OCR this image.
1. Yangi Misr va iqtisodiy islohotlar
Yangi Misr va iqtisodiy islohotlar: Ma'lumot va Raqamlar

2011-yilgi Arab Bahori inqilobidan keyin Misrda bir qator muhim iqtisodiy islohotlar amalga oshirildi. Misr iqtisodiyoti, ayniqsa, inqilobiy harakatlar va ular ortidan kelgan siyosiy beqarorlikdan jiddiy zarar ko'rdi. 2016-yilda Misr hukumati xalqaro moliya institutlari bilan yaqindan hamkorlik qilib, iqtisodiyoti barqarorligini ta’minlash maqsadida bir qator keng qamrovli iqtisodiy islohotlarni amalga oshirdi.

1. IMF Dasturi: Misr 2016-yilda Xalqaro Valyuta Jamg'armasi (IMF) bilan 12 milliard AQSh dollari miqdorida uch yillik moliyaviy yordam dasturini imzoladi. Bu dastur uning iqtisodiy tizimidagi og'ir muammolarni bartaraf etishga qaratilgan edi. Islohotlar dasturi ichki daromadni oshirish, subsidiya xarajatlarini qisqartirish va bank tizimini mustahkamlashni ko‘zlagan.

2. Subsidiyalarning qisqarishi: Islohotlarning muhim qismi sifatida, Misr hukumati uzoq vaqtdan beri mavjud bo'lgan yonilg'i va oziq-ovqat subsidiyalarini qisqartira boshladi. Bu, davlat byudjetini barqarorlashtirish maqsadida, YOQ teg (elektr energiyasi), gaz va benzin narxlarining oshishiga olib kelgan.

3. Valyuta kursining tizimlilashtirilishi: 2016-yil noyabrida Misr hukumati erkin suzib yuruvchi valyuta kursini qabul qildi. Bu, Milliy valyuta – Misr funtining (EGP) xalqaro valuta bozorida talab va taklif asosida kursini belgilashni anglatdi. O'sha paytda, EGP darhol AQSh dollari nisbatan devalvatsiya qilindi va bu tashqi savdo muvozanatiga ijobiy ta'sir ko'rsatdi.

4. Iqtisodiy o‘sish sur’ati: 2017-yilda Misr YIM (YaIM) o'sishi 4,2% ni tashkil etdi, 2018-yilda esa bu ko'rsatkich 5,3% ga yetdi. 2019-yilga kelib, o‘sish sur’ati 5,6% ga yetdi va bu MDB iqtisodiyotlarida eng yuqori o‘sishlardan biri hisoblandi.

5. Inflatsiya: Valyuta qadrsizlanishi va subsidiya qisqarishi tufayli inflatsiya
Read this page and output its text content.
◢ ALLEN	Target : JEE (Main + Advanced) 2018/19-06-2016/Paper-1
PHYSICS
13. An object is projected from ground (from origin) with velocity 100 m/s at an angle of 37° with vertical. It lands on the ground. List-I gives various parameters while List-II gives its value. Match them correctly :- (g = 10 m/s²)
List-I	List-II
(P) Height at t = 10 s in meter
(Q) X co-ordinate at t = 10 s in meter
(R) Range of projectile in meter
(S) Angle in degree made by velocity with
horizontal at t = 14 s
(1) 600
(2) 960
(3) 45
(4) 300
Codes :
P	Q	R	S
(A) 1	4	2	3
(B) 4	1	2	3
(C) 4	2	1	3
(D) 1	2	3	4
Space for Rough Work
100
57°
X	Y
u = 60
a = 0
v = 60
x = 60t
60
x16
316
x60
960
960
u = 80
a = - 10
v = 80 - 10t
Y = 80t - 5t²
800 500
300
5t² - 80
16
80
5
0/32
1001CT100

+-------+

• _Task prompt_:
Your task is to repeat the data exactly; please include every line.

• _Answer for this exercise_:
OCR this image.
1. Yangi Misr va iqtisodiy islohotlar
Yangi Misr va iqtisodiy islohotlar: Ma'lumot va Raqamlar

2011-yilgi Arab Bahori inqilobidan keyin Misrda bir qator muhim iqtisodiy islohotlar amalga oshirildi. Misr iqtisodiyoti, ayniqsa, inqilobiy harakatlar va ular ortidan kelgan siyosiy beqarorlikdan jiddiy zarar ko'rdi. 2016-yilda Misr hukumati xalqaro moliya institutlari bilan yaqindan hamkorlik qilib, iqtisodiyoti barqarorligini ta’minlash maqsadida bir qator keng qamrovli iqtisodiy islohotlarni amalga oshirdi.

1. IMF Dasturi: Misr 2016-yilda Xalqaro Valyuta Jamg'armasi (IMF) bilan 12 milliard AQSh dollari miqdorida uch yillik moliyaviy yordam dasturini imzoladi. Bu dastur uning iqtisodiy tizimidagi og'ir muammolarni bartaraf etishga qaratilgan edi. Islohotlar dasturi ichki daromadni oshirish, subsidiya xarajatlarini qisqartirish va bank tizimini mustahkamlashni ko‘zlagan.

2. Subsidiyalarning qisqarishi: Islohotlarning muhim qismi sifatida, Misr hukumati uzoq vaqtdan beri mavjud bo'lgan yonilg'i va oziq-ovqat subsidiyalarini qisqartira boshladi. Bu, davlat byudjetini barqarorlashtirish maqsadida, YOQ teg (elektr energiyasi), gaz va benzin narxlarining oshishiga olib kelgan.

3. Valyuta kursining tizimlilashtirilishi: 2016-yil noyabrida Misr hukumati erkin suzib yuruvchi valyuta kursini qabul qildi. Bu, Milliy valyuta – Misr funtining (EGP) xalqaro valuta bozorida talab va taklif asosida kursini belgilashni anglatdi. O'sha paytda, EGP darhol AQSh dollari nisbatan devalvatsiya qilindi va bu tashqi savdo muvozanatiga ijobiy ta'sir ko'rsatdi.

4. Iqtisodiy o‘sish sur’ati: 2017-yilda Misr YIM (YaIM) o'sishi 4,2% ni tashkil etdi, 2018-yilda esa bu ko'rsatkich 5,3% ga yetdi. 2019-yilga kelib, o‘sish sur’ati 5,6% ga yetdi va bu MDB iqtisodiyotlarida eng yuqori o‘sishlardan biri hisoblandi.

5. Inflatsiya: Valyuta qadrsizlanishi va subsidiya qisqarishi tufayli inflatsiya
Read this page and output its text content.
◢ ALLEN	Target : JEE (Main + Advanced) 2018/19-06-2016/Paper-1
PHYSICS
13. An object is projected from ground (from origin) with velocity 100 m/s at an angle of 37° with vertical. It lands on the ground. List-I gives various parameters while List-II gives its value. Match them correctly :- (g = 10 m/s²)
List-I	List-II
(P) Height at t = 10 s in meter
(Q) X co-ordinate at t = 10 s in meter
(R) Range of projectile in meter
(S) Angle in degree made by velocity with
horizontal at t = 14 s
(1) 600
(2) 960
(3) 45
(4) 300
Codes :
P	Q	R	S
(A) 1	4	2	3
(B) 4	1	2	3
(C) 4	2	1	3
(D) 1	2	3	4
Space for Rough Work
100
57°
X	Y
u = 60
a = 0
v = 60
x = 60t
60
x16
316
x60
960
960
u = 80
a = - 10
v = 80 - 10t
Y = 80t - 5t²
800 500
300
5t² - 80
16
80
5
0/32
1001CT100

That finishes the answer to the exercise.